[Problem requirements]
Please give the listing again, word for word, with nothing left out.

++++ Material

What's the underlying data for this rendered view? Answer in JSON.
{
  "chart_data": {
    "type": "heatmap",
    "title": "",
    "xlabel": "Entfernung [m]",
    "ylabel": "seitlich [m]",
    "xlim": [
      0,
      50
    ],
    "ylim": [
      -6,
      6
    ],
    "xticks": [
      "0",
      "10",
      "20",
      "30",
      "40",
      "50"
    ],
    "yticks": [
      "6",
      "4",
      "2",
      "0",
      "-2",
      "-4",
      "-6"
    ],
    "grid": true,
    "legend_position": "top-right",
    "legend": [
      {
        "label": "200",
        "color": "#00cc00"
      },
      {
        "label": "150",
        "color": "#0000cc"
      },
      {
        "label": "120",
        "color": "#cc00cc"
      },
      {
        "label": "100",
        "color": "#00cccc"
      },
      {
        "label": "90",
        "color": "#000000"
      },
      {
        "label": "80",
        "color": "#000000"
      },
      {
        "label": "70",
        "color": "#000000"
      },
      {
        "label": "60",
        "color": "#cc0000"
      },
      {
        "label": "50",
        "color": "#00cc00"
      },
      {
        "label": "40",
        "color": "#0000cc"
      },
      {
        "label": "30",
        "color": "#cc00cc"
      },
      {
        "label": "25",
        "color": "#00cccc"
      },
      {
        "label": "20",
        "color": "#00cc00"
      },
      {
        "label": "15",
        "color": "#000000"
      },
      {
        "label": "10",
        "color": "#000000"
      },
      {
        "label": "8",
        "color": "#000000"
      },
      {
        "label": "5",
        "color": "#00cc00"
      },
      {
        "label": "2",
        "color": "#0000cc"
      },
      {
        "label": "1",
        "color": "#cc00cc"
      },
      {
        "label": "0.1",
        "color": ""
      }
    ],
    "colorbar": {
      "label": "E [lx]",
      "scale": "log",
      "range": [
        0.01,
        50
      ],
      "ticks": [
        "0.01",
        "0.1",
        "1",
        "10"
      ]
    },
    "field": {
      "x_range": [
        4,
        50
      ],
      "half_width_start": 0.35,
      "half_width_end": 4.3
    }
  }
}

++++++++

[Solution for this exercise]
What's the underlying data for this rendered view? Answer in JSON.
{
  "chart_data": {
    "type": "heatmap",
    "title": "",
    "xlabel": "Entfernung [m]",
    "ylabel": "seitlich [m]",
    "xlim": [
      0,
      50
    ],
    "ylim": [
      -6,
      6
    ],
    "xticks": [
      "0",
      "10",
      "20",
      "30",
      "40",
      "50"
    ],
    "yticks": [
      "6",
      "4",
      "2",
      "0",
      "-2",
      "-4",
      "-6"
    ],
    "grid": true,
    "legend_position": "top-right",
    "legend": [
      {
        "label": "200",
        "color": "#00cc00"
      },
      {
        "label": "150",
        "color": "#0000cc"
      },
      {
        "label": "120",
        "color": "#cc00cc"
      },
      {
        "label": "100",
        "color": "#00cccc"
      },
      {
        "label": "90",
        "color": "#000000"
      },
      {
        "label": "80",
        "color": "#000000"
      },
      {
        "label": "70",
        "color": "#000000"
      },
      {
        "label": "60",
        "color": "#cc0000"
      },
      {
        "label": "50",
        "color": "#00cc00"
      },
      {
        "label": "40",
        "color": "#0000cc"
      },
      {
        "label": "30",
        "color": "#cc00cc"
      },
      {
        "label": "25",
        "color": "#00cccc"
      },
      {
        "label": "20",
        "color": "#00cc00"
      },
      {
        "label": "15",
        "color": "#000000"
      },
      {
        "label": "10",
        "color": "#000000"
      },
      {
        "label": "8",
        "color": "#000000"
      },
      {
        "label": "5",
        "color": "#00cc00"
      },
      {
        "label": "2",
        "color": "#0000cc"
      },
      {
        "label": "1",
        "color": "#cc00cc"
      },
      {
        "label": "0.1",
        "color": ""
      }
    ],
    "colorbar": {
      "label": "E [lx]",
      "scale": "log",
      "range": [
        0.01,
        50
      ],
      "ticks": [
        "0.01",
        "0.1",
        "1",
        "10"
      ]
    },
    "field": {
      "x_range": [
        4,
        50
      ],
      "half_width_start": 0.35,
      "half_width_end": 4.3
    }
  }
}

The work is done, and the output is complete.